WORK INSTRUCTIONS:
A single number is the answer here: how many lines below include "GLUT"?

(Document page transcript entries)

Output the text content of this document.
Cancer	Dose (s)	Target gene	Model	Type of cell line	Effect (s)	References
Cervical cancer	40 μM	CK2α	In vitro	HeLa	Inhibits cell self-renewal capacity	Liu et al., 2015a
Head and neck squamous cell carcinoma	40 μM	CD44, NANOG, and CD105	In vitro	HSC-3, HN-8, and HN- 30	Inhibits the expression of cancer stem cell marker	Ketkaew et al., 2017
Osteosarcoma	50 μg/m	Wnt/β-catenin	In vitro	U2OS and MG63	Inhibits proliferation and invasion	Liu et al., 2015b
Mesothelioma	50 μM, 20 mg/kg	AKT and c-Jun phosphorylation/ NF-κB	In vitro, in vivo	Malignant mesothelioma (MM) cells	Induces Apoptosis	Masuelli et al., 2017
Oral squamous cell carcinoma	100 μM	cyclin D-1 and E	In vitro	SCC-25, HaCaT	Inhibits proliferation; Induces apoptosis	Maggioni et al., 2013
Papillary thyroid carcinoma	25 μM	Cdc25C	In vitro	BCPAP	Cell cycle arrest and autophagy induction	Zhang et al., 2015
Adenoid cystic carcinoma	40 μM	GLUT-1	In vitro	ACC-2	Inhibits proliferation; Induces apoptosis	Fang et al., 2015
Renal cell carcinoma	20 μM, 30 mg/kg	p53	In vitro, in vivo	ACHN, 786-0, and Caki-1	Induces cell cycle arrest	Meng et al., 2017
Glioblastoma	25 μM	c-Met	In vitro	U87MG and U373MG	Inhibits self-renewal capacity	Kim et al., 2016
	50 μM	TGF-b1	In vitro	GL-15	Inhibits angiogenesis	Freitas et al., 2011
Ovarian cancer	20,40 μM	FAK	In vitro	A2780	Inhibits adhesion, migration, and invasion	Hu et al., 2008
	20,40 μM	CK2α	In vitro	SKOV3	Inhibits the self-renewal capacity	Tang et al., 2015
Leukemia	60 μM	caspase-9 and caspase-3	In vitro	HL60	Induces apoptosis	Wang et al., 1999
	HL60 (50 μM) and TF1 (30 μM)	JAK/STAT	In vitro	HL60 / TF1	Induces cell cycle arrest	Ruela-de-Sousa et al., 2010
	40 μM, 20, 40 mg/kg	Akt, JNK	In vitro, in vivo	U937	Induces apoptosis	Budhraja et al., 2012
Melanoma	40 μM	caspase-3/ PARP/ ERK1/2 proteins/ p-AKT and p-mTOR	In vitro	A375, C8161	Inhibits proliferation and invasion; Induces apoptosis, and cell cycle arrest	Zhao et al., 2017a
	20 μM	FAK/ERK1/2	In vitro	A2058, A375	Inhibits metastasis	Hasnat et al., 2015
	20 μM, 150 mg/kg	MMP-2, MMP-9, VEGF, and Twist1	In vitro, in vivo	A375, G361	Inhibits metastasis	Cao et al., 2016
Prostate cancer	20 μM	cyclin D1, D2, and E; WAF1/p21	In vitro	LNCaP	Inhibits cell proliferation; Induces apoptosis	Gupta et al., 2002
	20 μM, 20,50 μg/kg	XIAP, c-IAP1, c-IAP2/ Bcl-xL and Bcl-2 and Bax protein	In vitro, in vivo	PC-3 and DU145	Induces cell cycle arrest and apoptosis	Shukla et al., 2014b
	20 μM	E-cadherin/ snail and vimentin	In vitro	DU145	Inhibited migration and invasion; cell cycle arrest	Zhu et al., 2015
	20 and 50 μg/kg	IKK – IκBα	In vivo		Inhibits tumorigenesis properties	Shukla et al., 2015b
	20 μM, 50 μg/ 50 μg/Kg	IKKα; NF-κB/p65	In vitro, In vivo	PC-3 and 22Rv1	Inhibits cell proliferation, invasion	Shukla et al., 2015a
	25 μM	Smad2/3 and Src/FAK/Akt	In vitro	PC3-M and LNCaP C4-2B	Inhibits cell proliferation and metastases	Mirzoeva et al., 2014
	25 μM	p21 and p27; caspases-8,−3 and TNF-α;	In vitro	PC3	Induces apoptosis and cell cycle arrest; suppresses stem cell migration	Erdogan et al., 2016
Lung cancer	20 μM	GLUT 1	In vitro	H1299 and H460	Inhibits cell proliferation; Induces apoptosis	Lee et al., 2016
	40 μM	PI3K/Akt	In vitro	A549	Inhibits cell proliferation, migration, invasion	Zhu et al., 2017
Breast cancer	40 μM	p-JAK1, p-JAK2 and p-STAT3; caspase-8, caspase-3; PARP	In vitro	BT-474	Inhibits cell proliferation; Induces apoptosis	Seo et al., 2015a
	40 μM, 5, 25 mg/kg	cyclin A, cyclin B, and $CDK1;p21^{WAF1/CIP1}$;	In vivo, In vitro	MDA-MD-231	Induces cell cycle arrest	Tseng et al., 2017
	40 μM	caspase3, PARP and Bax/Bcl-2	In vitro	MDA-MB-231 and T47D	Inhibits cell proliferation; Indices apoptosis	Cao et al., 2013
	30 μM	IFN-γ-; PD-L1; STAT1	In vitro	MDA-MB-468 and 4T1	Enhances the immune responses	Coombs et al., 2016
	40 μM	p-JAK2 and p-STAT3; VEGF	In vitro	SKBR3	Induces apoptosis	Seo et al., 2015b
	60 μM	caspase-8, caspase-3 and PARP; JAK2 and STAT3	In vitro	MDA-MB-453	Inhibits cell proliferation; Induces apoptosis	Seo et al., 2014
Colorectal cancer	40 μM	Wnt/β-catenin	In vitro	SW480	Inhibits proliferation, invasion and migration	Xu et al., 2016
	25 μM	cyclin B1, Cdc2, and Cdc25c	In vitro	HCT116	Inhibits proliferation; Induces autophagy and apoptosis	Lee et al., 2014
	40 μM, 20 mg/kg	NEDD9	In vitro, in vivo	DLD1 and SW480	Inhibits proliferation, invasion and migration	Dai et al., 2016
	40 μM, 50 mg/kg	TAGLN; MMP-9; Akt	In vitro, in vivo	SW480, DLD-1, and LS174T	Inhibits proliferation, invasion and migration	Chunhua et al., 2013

YOUR RESPONSE:
2